### PASSAGE GIVEN

####

Every CIO we speak to is keenly aware of the shortage of skilled and qualified senior people out there who can get the job done.

There simply are not enough talented individuals who combine IT expertise with an understanding of how to work effectively in a business.

This skills shortage is exacerbated by a volatile market, which requires more agile and technologically innovative organisations.

The challenge of creating and retaining a talented and fulfilled senior management team weighs heavily on a CIO.

CIOs are unlikely to be offering the talented people who do join them the right start in the business. Not only is this wasteful and counter-productive, it is also likely to be turning the new hire off the job.

We recently undertook research among senior executives who had changed jobs in the last 12 months.

Their integration into organisations is falling far short of the mark. More than one in three senior hires found their start so bad they considered walking away from their new employer within the first three months.

It is of course common for new hires to get drawn into short-term fire fighting and immediate problems, nowhere more so than in IT where one of the biggest motivating factors for a candidate is a challenge.

But the initial period when a new senior hire joins is uniquely valuable. Only for a short period will they retain their critical outside perspective.

####

### PROBLEM A
In the passage on senior IT hiring, what share of senior hires considered leaving their new employer within the first three months?

####

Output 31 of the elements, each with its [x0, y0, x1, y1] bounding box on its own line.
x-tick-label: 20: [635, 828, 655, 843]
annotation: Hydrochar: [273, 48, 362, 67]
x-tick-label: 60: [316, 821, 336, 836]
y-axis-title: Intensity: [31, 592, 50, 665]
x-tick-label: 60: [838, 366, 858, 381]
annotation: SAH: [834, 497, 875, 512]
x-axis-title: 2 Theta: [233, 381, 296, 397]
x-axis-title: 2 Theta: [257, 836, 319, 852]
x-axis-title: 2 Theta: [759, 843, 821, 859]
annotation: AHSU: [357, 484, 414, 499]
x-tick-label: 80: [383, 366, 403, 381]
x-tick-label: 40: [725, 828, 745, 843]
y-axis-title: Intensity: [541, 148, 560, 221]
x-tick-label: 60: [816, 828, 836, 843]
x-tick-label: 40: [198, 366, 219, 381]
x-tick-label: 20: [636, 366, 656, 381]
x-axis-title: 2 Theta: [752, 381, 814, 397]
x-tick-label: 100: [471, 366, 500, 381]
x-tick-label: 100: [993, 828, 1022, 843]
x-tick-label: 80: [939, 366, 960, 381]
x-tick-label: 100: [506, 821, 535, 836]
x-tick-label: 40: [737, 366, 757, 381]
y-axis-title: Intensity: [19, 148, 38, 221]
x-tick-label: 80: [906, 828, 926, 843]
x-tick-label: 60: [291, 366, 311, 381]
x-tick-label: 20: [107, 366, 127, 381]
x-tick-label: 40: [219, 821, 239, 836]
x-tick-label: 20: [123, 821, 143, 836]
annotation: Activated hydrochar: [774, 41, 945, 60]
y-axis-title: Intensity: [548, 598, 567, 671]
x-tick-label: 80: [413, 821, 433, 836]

####

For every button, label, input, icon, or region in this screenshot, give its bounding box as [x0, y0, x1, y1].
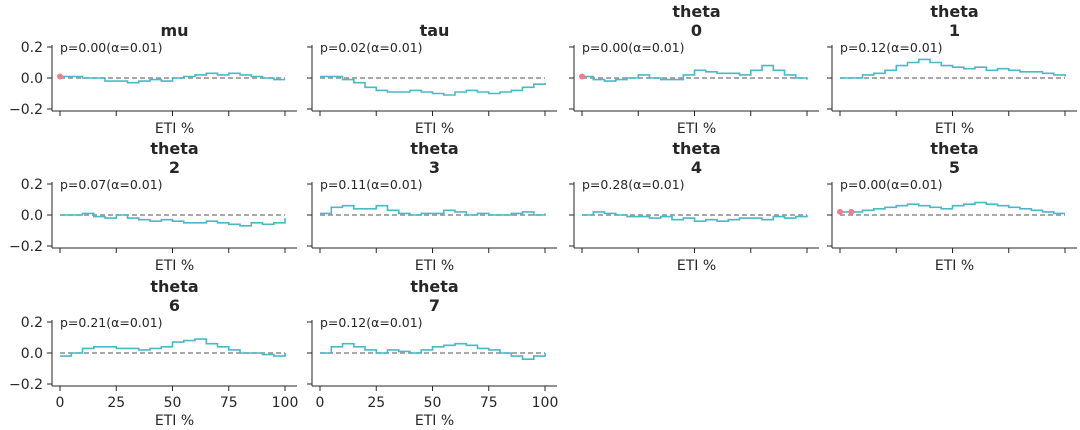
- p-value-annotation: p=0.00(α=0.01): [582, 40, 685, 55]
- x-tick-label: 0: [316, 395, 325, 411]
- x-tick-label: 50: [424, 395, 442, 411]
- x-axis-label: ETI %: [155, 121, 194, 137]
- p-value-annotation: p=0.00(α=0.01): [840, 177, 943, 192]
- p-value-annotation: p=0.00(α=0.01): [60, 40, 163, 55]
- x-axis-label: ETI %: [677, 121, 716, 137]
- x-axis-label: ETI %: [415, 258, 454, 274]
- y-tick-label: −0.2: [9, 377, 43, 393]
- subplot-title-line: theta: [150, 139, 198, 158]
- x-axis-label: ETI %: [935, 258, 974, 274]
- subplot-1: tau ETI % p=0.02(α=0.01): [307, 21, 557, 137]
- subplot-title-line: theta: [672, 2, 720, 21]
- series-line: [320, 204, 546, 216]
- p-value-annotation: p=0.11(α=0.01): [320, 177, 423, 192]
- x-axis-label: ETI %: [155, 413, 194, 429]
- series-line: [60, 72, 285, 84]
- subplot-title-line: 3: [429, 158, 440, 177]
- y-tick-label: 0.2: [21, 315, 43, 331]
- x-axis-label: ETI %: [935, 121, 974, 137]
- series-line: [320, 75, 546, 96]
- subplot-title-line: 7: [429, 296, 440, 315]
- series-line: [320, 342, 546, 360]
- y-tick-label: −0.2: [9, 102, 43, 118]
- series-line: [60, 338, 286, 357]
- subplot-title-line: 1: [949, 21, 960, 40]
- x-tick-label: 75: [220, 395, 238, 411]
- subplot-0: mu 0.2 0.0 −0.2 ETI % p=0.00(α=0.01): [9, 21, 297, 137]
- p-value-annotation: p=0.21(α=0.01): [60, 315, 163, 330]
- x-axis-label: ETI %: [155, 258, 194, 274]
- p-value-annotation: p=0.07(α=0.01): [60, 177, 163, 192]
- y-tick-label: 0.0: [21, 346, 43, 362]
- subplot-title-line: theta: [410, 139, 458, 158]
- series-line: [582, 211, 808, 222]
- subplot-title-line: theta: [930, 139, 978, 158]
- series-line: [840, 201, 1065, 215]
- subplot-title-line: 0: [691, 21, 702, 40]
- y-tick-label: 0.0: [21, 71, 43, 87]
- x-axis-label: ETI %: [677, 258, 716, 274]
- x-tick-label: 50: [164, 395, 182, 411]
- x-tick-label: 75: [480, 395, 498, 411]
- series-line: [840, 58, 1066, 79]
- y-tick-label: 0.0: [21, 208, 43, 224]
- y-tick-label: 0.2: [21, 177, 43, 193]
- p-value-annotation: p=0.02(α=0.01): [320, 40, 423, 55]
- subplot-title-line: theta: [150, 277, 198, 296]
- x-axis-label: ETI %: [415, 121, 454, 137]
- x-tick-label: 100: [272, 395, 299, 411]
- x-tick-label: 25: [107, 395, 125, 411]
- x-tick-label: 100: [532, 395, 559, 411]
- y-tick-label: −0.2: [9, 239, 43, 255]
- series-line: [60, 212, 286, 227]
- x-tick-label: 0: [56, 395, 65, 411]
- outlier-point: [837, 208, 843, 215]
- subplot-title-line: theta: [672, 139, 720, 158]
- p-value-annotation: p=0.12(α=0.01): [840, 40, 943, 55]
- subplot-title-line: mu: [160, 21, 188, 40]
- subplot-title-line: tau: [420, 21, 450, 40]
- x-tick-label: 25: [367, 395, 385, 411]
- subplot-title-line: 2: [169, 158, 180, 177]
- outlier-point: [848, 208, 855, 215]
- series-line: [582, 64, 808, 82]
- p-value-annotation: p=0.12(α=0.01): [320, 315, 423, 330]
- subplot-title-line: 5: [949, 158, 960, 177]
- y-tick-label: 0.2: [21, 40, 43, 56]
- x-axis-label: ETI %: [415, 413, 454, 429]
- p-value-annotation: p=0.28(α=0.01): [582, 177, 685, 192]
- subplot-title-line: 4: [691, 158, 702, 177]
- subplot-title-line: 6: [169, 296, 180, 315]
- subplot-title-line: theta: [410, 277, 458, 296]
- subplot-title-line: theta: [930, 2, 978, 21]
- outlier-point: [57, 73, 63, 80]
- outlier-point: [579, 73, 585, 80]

####

### PROBLEM B
In the records, edit everything from the line containing "Output 31 of" down to the line containing "x-tick-label: 60: [838, 366, 858, 381]" by replacing "Intensity" with "Counts" and leaving the rest unchanged. Return only those lines.

### EXPECTED OUTPUT A
More than one in three.

### EXPECTED OUTPUT B
Output 31 of the elements, each with its [x0, y0, x1, y1] bounding box on its own line.
x-tick-label: 20: [635, 828, 655, 843]
annotation: Hydrochar: [273, 48, 362, 67]
x-tick-label: 60: [316, 821, 336, 836]
y-axis-title: Counts: [31, 592, 50, 665]
x-tick-label: 60: [838, 366, 858, 381]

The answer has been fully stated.